Work to do — Convert the items, from the first line through the line containing "104, 576, 136]", into a Markdown table with two columns, Row and Item line. Number each row, and skip any blank lines.
* START Material provided *
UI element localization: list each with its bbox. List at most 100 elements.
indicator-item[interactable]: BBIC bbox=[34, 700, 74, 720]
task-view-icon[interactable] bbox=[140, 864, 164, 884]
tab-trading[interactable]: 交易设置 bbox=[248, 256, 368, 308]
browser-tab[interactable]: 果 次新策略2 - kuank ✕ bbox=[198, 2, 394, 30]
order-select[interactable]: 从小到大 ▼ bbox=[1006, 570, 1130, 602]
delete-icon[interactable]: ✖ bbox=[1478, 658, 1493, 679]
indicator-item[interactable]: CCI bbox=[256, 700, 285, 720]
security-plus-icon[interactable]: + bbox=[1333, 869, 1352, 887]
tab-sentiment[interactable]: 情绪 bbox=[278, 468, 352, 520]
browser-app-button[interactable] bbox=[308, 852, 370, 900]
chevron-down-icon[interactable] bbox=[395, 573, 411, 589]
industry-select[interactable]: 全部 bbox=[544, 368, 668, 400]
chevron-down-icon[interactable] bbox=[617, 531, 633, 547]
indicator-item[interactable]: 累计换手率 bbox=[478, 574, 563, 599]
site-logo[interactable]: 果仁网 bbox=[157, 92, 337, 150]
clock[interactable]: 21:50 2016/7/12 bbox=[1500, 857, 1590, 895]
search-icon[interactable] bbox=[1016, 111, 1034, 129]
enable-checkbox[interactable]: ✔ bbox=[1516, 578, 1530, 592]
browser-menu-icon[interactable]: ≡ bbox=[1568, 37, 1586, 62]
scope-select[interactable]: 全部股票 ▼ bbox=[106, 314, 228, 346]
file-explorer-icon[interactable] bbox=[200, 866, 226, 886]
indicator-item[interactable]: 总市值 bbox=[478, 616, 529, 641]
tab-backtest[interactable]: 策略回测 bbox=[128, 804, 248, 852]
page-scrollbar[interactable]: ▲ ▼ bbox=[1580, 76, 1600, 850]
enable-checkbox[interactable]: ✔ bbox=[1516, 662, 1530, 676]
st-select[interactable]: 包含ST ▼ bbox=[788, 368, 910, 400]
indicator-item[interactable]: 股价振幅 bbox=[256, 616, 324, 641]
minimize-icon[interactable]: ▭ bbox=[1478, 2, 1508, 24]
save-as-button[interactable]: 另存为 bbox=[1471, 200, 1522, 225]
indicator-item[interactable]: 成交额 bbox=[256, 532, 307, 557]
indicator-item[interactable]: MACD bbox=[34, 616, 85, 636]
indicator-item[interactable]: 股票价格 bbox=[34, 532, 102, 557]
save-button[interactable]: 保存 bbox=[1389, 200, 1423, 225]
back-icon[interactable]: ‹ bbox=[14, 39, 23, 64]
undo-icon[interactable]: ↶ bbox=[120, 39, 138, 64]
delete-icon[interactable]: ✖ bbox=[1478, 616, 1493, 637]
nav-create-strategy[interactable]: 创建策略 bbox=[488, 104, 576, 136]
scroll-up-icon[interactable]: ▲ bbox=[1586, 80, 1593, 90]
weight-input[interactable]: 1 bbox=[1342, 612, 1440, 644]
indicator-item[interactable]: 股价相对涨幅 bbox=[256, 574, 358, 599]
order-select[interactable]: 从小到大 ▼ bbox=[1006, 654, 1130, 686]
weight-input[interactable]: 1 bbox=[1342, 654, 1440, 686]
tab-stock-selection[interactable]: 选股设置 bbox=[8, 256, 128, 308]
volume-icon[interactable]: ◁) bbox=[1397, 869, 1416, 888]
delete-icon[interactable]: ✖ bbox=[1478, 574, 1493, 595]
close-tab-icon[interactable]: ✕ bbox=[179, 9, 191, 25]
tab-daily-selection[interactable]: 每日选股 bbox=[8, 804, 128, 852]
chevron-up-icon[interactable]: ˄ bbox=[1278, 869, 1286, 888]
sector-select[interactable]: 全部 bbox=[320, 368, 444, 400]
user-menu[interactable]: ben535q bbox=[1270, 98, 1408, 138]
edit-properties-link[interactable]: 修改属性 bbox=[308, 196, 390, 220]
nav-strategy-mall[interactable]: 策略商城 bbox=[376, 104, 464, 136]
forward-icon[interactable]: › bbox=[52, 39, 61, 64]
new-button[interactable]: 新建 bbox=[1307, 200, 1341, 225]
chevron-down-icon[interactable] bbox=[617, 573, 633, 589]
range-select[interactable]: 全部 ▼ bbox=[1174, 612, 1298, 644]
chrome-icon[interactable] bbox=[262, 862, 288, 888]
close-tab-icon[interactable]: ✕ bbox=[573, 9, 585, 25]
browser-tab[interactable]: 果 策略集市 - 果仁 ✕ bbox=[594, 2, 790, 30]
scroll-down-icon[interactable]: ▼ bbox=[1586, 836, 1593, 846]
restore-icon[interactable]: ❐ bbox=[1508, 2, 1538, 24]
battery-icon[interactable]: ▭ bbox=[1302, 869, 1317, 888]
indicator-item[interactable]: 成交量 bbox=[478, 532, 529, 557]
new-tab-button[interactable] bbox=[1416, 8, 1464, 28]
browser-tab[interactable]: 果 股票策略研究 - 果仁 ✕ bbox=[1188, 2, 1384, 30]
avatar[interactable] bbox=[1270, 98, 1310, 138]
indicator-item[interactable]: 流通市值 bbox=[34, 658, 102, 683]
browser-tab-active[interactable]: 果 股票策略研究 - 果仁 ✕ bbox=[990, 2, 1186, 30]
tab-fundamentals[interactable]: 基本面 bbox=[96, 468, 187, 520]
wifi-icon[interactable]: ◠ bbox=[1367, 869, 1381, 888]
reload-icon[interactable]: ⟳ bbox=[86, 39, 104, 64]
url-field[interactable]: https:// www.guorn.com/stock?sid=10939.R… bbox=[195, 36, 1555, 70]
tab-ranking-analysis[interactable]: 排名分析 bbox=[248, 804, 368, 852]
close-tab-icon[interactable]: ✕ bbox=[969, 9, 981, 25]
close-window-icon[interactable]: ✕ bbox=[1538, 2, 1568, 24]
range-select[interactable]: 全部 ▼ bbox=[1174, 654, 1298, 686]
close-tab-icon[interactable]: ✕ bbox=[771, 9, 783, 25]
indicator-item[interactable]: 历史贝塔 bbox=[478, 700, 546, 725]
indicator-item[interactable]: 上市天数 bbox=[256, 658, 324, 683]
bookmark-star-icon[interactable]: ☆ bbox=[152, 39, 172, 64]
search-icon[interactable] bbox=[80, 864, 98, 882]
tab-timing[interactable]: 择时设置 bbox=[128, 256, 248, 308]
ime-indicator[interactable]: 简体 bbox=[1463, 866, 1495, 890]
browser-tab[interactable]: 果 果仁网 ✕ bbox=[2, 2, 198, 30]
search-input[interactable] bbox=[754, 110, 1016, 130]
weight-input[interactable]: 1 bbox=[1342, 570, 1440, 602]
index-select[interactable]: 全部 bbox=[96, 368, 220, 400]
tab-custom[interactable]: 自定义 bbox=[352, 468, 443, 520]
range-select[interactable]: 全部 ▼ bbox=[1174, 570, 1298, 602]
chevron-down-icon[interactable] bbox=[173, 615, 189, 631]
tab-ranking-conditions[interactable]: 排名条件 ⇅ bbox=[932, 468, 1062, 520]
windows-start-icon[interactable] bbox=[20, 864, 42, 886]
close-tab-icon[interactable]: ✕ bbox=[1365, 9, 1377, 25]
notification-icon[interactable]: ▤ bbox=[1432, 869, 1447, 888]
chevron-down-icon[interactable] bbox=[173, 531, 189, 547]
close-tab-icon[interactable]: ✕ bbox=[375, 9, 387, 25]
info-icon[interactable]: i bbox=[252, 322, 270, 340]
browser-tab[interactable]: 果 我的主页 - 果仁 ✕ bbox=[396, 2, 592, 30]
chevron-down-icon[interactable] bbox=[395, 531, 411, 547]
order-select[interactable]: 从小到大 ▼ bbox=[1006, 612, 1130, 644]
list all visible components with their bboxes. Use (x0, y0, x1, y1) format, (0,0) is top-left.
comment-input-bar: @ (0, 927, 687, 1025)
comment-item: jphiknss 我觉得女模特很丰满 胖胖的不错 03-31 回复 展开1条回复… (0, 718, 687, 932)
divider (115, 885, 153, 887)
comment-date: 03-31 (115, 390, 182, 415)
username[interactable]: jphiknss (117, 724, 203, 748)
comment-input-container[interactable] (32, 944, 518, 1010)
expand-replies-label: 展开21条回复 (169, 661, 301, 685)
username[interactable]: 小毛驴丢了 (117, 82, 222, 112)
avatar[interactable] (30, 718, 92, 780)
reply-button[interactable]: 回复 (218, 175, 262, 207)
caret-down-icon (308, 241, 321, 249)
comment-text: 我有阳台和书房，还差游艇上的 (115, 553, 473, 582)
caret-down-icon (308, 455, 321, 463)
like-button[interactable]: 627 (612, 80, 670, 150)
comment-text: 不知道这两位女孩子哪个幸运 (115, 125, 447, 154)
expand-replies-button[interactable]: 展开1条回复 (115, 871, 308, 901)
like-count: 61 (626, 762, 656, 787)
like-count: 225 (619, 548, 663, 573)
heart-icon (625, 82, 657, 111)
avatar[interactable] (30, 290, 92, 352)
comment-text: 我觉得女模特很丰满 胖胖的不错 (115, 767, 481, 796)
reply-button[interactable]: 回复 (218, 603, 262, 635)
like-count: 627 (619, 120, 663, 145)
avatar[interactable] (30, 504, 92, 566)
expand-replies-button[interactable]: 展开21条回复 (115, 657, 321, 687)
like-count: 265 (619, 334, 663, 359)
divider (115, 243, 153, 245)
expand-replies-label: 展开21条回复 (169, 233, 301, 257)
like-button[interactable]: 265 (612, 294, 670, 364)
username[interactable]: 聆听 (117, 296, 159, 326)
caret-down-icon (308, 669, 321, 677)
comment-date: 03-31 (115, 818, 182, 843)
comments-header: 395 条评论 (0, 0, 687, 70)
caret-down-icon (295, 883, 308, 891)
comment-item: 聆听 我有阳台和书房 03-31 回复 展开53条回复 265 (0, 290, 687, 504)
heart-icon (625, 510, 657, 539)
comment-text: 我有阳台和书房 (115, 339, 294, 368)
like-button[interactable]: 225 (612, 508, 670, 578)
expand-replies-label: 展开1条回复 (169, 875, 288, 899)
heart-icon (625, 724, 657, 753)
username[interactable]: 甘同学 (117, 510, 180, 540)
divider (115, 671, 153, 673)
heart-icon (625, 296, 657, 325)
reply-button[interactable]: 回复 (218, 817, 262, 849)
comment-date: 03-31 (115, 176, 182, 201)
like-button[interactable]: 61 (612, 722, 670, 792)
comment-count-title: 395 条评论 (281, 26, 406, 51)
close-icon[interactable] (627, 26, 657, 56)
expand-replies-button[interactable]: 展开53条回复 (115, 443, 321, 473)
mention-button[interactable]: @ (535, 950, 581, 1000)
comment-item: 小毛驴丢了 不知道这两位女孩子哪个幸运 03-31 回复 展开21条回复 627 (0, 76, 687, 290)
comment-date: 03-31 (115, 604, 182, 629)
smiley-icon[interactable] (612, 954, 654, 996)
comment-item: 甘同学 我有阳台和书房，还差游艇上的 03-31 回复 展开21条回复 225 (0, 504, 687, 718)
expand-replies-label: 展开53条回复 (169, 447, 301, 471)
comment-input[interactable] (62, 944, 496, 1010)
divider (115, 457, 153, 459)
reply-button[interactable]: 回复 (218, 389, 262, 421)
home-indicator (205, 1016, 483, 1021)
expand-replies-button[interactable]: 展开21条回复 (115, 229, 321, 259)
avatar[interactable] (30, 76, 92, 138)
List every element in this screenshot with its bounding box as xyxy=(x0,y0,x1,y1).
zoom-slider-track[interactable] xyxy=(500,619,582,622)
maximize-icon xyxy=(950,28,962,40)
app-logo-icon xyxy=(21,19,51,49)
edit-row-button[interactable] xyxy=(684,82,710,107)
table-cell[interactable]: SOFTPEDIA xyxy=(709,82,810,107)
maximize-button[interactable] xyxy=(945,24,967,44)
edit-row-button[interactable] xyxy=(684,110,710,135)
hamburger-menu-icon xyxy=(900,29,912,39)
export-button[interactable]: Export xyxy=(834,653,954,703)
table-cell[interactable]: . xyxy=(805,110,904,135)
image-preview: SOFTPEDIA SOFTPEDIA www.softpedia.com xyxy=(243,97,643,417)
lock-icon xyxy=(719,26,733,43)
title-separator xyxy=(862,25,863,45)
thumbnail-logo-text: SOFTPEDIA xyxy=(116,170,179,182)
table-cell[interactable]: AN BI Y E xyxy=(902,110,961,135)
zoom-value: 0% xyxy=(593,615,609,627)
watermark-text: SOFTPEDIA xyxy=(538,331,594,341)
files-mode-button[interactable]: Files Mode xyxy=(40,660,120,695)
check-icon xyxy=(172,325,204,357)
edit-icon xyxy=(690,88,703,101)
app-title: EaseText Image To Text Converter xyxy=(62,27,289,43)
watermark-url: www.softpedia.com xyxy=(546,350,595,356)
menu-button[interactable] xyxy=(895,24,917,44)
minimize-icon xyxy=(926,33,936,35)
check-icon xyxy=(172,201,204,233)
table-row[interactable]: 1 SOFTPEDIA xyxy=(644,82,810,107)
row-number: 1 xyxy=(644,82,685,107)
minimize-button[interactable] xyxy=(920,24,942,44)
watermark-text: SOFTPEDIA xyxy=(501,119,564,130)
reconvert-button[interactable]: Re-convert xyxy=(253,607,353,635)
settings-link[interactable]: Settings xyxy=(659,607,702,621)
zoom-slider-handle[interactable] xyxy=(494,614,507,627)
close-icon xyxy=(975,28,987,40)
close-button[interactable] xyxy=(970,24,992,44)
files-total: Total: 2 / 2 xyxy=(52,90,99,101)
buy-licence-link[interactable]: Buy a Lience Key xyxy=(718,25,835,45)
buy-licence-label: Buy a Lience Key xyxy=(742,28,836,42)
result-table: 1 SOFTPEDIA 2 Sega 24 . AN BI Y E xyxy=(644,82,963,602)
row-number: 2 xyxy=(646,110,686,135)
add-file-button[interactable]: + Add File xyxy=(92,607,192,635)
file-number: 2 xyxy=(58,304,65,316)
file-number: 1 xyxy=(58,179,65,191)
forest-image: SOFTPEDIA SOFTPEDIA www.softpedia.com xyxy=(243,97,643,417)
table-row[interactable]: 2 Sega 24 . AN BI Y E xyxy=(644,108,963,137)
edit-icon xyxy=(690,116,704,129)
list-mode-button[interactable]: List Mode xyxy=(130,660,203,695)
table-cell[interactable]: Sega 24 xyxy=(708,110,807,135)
* END Material provided *
Finished task —
| Row | Item line |
|---|---|
| 1 | UI element localization: list each with its bbox. List at most 100 elements. |
| 2 | indicator-item[interactable]: BBIC bbox=[34, 700, 74, 720] |
| 3 | task-view-icon[interactable] bbox=[140, 864, 164, 884] |
| 4 | tab-trading[interactable]: 交易设置 bbox=[248, 256, 368, 308] |
| 5 | browser-tab[interactable]: 果 次新策略2 - kuank ✕ bbox=[198, 2, 394, 30] |
| 6 | order-select[interactable]: 从小到大 ▼ bbox=[1006, 570, 1130, 602] |
| 7 | delete-icon[interactable]: ✖ bbox=[1478, 658, 1493, 679] |
| 8 | indicator-item[interactable]: CCI bbox=[256, 700, 285, 720] |
| 9 | security-plus-icon[interactable]: + bbox=[1333, 869, 1352, 887] |
| 10 | tab-sentiment[interactable]: 情绪 bbox=[278, 468, 352, 520] |
| 11 | browser-app-button[interactable] bbox=[308, 852, 370, 900] |
| 12 | chevron-down-icon[interactable] bbox=[395, 573, 411, 589] |
| 13 | industry-select[interactable]: 全部 bbox=[544, 368, 668, 400] |
| 14 | chevron-down-icon[interactable] bbox=[617, 531, 633, 547] |
| 15 | indicator-item[interactable]: 累计换手率 bbox=[478, 574, 563, 599] |
| 16 | site-logo[interactable]: 果仁网 bbox=[157, 92, 337, 150] |
| 17 | clock[interactable]: 21:50 2016/7/12 bbox=[1500, 857, 1590, 895] |
| 18 | search-icon[interactable] bbox=[1016, 111, 1034, 129] |
| 19 | enable-checkbox[interactable]: ✔ bbox=[1516, 578, 1530, 592] |
| 20 | browser-menu-icon[interactable]: ≡ bbox=[1568, 37, 1586, 62] |
| 21 | scope-select[interactable]: 全部股票 ▼ bbox=[106, 314, 228, 346] |
| 22 | file-explorer-icon[interactable] bbox=[200, 866, 226, 886] |
| 23 | indicator-item[interactable]: 总市值 bbox=[478, 616, 529, 641] |
| 24 | tab-backtest[interactable]: 策略回测 bbox=[128, 804, 248, 852] |
| 25 | page-scrollbar[interactable]: ▲ ▼ bbox=[1580, 76, 1600, 850] |
| 26 | enable-checkbox[interactable]: ✔ bbox=[1516, 662, 1530, 676] |
| 27 | st-select[interactable]: 包含ST ▼ bbox=[788, 368, 910, 400] |
| 28 | indicator-item[interactable]: 股价振幅 bbox=[256, 616, 324, 641] |
| 29 | minimize-icon[interactable]: ▭ bbox=[1478, 2, 1508, 24] |
| 30 | save-as-button[interactable]: 另存为 bbox=[1471, 200, 1522, 225] |
| 31 | indicator-item[interactable]: 成交额 bbox=[256, 532, 307, 557] |
| 32 | indicator-item[interactable]: MACD bbox=[34, 616, 85, 636] |
| 33 | indicator-item[interactable]: 股票价格 bbox=[34, 532, 102, 557] |
| 34 | save-button[interactable]: 保存 bbox=[1389, 200, 1423, 225] |
| 35 | back-icon[interactable]: ‹ bbox=[14, 39, 23, 64] |
| 36 | undo-icon[interactable]: ↶ bbox=[120, 39, 138, 64] |
| 37 | delete-icon[interactable]: ✖ bbox=[1478, 616, 1493, 637] |
| 38 | nav-create-strategy[interactable]: 创建策略 bbox=[488, 104, 576, 136] |